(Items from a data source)

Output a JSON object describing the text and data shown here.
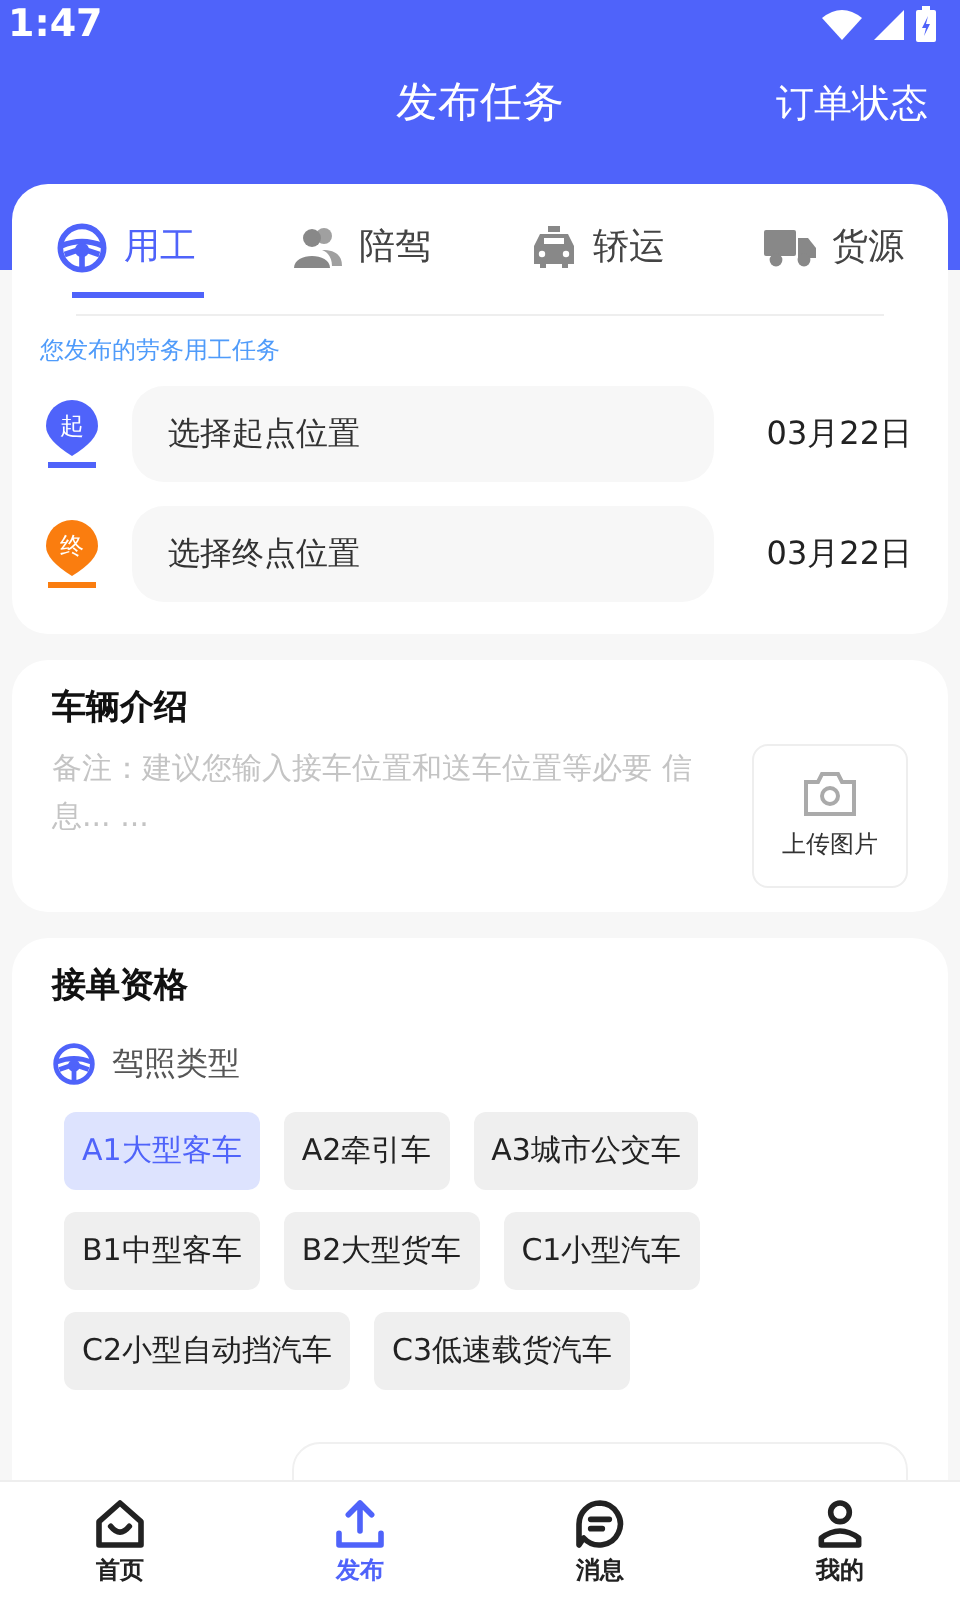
{
  "status_bar": {
    "time": "1:47"
  },
  "header": {
    "title": "发布任务",
    "action": "订单状态"
  },
  "tabs": [
    {
      "label": "用工",
      "selected": true
    },
    {
      "label": "陪驾",
      "selected": false
    },
    {
      "label": "轿运",
      "selected": false
    },
    {
      "label": "货源",
      "selected": false
    }
  ],
  "task_hint": "您发布的劳务用工任务",
  "locations": [
    {
      "marker": "起",
      "color": "#4f63fa",
      "placeholder": "选择起点位置",
      "date": "03月22日"
    },
    {
      "marker": "终",
      "color": "#fa7d0f",
      "placeholder": "选择终点位置",
      "date": "03月22日"
    }
  ],
  "vehicle": {
    "title": "车辆介绍",
    "placeholder": "备注：建议您输入接车位置和送车位置等必要 信息... ...",
    "upload_label": "上传图片"
  },
  "qualification": {
    "title": "接单资格",
    "license_label": "驾照类型",
    "licenses": [
      {
        "label": "A1大型客车",
        "selected": true
      },
      {
        "label": "A2牵引车",
        "selected": false
      },
      {
        "label": "A3城市公交车",
        "selected": false
      },
      {
        "label": "B1中型客车",
        "selected": false
      },
      {
        "label": "B2大型货车",
        "selected": false
      },
      {
        "label": "C1小型汽车",
        "selected": false
      },
      {
        "label": "C2小型自动挡汽车",
        "selected": false
      },
      {
        "label": "C3低速载货汽车",
        "selected": false
      }
    ]
  },
  "bottom_nav": [
    {
      "label": "首页",
      "selected": false
    },
    {
      "label": "发布",
      "selected": true
    },
    {
      "label": "消息",
      "selected": false
    },
    {
      "label": "我的",
      "selected": false
    }
  ]
}
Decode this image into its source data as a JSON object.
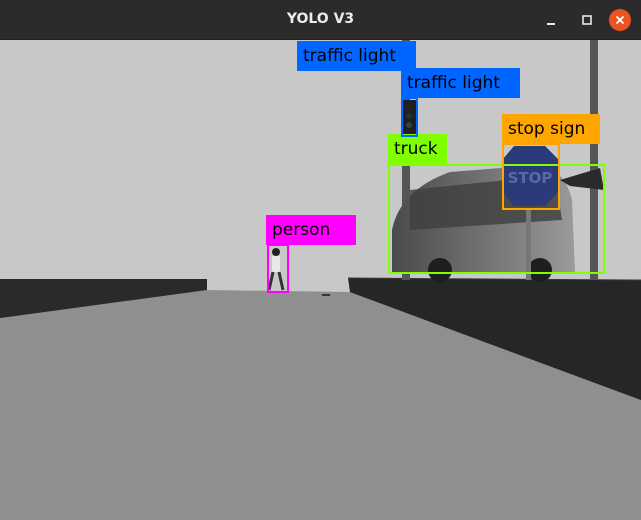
{
  "window": {
    "title": "YOLO V3",
    "controls": {
      "minimize": "minimize-icon",
      "maximize": "maximize-icon",
      "close": "close-icon"
    },
    "close_color": "#e95420"
  },
  "detections": [
    {
      "label": "traffic light",
      "color": "#0066ff"
    },
    {
      "label": "traffic light",
      "color": "#0066ff"
    },
    {
      "label": "stop  sign",
      "color": "#ffa500"
    },
    {
      "label": "truck",
      "color": "#80ff00"
    },
    {
      "label": "person",
      "color": "#ff00ff"
    }
  ],
  "scene": {
    "sign_text": "STOP"
  }
}
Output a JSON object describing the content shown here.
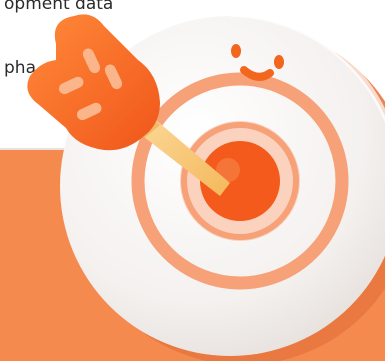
{
  "document": {
    "line_1": "opment data",
    "line_2": "pha"
  },
  "colors": {
    "panel": "#f58a4f",
    "target_face": "#f4f1ef",
    "ring": "#f6a177",
    "bullseye": "#f35a1b",
    "dart": "#f3661d",
    "shaft": "#f7c06a"
  },
  "illustration": {
    "subject": "smiling-target-with-dart-icon"
  }
}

*STATED GOAL*
Copy only the lines running from the one that holds "Output a JSON object describing the content" through the last line of the data, and include both of those lines. Do not copy any pictures.

*COMPLETED TASK*
Output a JSON object describing the content shown here.
{
  "document": {
    "line_1": "opment data",
    "line_2": "pha"
  },
  "colors": {
    "panel": "#f58a4f",
    "target_face": "#f4f1ef",
    "ring": "#f6a177",
    "bullseye": "#f35a1b",
    "dart": "#f3661d",
    "shaft": "#f7c06a"
  },
  "illustration": {
    "subject": "smiling-target-with-dart-icon"
  }
}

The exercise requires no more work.